Data entries
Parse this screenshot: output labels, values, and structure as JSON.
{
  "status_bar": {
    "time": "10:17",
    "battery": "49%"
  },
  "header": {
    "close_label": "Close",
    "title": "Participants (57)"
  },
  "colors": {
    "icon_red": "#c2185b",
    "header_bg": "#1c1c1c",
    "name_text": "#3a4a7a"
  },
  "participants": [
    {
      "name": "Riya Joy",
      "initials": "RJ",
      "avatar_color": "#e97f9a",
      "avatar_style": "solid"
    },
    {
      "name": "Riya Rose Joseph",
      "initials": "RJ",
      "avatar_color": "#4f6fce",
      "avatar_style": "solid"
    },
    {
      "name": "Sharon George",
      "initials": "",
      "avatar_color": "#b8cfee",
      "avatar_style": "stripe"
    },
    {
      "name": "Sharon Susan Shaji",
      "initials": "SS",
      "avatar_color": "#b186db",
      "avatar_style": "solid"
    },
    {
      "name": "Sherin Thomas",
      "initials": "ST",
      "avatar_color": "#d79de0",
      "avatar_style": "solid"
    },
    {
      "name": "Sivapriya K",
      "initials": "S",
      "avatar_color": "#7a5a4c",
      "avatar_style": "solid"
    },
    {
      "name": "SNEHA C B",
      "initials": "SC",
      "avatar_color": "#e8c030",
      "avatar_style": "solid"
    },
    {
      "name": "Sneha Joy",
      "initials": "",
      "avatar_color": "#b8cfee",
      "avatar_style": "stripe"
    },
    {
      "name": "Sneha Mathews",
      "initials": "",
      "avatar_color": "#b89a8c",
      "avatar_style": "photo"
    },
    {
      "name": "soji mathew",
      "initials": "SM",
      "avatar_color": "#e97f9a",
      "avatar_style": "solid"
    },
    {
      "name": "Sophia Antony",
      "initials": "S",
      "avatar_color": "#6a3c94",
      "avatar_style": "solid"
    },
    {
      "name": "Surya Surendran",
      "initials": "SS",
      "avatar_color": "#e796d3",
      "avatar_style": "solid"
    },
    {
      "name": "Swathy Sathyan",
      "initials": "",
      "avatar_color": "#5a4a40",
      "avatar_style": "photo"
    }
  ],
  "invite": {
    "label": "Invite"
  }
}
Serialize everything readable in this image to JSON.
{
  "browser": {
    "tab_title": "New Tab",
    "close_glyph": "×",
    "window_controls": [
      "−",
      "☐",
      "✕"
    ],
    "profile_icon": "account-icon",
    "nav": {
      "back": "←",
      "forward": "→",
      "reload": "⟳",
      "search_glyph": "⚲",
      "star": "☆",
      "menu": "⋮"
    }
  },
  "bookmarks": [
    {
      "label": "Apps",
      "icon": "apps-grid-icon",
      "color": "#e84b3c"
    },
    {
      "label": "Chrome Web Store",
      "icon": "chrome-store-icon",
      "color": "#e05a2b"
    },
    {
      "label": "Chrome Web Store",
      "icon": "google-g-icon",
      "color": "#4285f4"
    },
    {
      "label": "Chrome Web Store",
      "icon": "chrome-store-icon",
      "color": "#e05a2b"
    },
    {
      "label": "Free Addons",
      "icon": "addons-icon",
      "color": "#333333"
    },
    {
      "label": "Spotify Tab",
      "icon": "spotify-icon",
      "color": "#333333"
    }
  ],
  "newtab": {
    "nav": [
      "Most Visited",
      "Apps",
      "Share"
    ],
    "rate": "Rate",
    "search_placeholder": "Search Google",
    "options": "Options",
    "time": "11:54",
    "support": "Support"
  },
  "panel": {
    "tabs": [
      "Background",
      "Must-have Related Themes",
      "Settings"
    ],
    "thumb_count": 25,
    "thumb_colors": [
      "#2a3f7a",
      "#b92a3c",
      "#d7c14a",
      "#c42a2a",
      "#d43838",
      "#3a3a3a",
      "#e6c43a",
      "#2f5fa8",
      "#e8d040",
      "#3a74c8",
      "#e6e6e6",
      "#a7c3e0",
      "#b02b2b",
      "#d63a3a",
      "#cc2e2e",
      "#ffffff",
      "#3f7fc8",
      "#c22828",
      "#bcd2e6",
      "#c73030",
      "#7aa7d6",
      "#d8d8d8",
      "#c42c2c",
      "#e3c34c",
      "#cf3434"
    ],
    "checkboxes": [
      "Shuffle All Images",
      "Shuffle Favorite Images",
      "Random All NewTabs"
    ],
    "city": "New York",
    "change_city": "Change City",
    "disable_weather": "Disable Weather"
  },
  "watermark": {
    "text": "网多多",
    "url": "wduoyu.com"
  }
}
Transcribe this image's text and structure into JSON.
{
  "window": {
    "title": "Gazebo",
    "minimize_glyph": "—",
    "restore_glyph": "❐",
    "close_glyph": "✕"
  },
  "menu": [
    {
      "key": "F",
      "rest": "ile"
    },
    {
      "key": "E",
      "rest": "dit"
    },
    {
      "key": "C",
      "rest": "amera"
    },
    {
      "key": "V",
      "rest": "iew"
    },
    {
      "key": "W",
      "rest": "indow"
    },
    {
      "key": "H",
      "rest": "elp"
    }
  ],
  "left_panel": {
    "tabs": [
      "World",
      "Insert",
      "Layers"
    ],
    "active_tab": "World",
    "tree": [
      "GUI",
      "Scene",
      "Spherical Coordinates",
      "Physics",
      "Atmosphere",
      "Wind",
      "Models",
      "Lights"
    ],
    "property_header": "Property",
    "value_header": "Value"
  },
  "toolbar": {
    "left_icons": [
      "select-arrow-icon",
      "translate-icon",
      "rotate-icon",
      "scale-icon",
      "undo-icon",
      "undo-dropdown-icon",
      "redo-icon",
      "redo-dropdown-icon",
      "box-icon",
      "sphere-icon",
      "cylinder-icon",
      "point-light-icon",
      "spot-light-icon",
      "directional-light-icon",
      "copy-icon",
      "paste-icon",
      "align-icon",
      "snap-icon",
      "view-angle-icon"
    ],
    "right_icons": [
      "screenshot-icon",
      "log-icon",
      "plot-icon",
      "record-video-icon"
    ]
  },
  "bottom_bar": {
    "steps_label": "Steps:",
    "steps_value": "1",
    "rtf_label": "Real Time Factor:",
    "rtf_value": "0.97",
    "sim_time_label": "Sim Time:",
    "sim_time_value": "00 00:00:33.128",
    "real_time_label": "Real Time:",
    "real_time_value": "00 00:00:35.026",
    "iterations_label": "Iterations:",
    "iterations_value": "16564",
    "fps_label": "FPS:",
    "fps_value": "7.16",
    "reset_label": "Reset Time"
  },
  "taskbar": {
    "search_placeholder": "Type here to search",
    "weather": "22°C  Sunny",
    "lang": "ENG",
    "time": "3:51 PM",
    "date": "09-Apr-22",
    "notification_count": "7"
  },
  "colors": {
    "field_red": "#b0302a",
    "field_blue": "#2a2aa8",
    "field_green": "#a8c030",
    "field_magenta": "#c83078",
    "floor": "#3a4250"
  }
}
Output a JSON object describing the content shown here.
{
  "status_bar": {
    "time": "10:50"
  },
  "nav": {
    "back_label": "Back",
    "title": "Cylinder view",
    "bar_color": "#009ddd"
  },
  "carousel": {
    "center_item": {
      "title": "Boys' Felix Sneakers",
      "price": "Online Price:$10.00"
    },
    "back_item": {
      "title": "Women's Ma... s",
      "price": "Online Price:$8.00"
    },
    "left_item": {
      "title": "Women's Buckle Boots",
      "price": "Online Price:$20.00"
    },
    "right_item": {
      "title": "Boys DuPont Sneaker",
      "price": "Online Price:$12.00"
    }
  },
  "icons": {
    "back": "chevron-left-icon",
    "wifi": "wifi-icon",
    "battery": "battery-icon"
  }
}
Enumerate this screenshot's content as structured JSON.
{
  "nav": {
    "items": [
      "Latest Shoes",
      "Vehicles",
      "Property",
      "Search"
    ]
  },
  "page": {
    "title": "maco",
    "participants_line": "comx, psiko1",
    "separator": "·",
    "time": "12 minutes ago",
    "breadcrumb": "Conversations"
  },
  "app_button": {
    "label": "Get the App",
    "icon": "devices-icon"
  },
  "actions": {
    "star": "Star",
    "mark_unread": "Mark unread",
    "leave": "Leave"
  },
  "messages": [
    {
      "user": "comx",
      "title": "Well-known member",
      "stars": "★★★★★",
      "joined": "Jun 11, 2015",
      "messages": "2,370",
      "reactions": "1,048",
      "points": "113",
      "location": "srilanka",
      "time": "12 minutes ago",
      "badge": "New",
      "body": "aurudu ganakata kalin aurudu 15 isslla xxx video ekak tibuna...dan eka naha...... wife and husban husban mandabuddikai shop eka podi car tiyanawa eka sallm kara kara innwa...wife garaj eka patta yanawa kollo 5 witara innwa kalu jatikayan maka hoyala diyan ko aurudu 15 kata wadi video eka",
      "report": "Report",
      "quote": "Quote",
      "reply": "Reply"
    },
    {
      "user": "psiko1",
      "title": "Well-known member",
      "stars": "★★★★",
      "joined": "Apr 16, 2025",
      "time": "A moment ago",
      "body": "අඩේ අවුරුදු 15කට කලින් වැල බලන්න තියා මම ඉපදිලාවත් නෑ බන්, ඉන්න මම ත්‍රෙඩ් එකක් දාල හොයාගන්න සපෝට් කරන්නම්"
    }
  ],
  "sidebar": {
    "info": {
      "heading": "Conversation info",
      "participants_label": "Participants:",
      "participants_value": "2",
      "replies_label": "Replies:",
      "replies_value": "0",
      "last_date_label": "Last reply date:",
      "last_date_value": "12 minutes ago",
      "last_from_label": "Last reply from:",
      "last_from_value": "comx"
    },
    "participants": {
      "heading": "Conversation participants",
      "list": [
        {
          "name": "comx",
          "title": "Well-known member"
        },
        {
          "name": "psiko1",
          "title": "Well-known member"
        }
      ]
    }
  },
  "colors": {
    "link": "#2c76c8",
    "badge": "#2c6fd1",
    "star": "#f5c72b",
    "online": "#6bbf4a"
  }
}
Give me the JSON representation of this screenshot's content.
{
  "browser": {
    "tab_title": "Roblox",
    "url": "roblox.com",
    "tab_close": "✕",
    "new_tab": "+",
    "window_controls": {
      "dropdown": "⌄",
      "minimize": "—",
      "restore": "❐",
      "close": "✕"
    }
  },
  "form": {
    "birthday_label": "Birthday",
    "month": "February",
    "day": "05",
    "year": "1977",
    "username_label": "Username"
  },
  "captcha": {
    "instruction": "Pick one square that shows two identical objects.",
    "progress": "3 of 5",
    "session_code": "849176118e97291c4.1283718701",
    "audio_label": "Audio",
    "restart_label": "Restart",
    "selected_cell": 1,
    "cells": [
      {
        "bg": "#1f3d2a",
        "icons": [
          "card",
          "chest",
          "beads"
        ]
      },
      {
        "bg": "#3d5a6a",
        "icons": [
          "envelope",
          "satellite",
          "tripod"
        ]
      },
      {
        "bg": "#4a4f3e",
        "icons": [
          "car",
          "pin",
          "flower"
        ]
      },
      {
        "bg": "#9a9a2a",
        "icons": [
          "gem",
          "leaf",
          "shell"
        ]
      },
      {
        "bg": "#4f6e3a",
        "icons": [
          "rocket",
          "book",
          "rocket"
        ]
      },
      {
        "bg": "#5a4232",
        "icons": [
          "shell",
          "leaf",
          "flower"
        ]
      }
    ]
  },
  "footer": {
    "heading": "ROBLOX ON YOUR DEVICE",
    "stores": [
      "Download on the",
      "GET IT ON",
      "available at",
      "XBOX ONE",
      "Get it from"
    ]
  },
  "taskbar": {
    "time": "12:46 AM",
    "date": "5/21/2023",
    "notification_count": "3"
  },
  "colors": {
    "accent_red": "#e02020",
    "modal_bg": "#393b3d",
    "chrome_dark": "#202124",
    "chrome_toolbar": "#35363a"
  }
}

## Exercise
Tally how many lines of the data include the word "content". Write the number and nothing else.

## Exercise result
3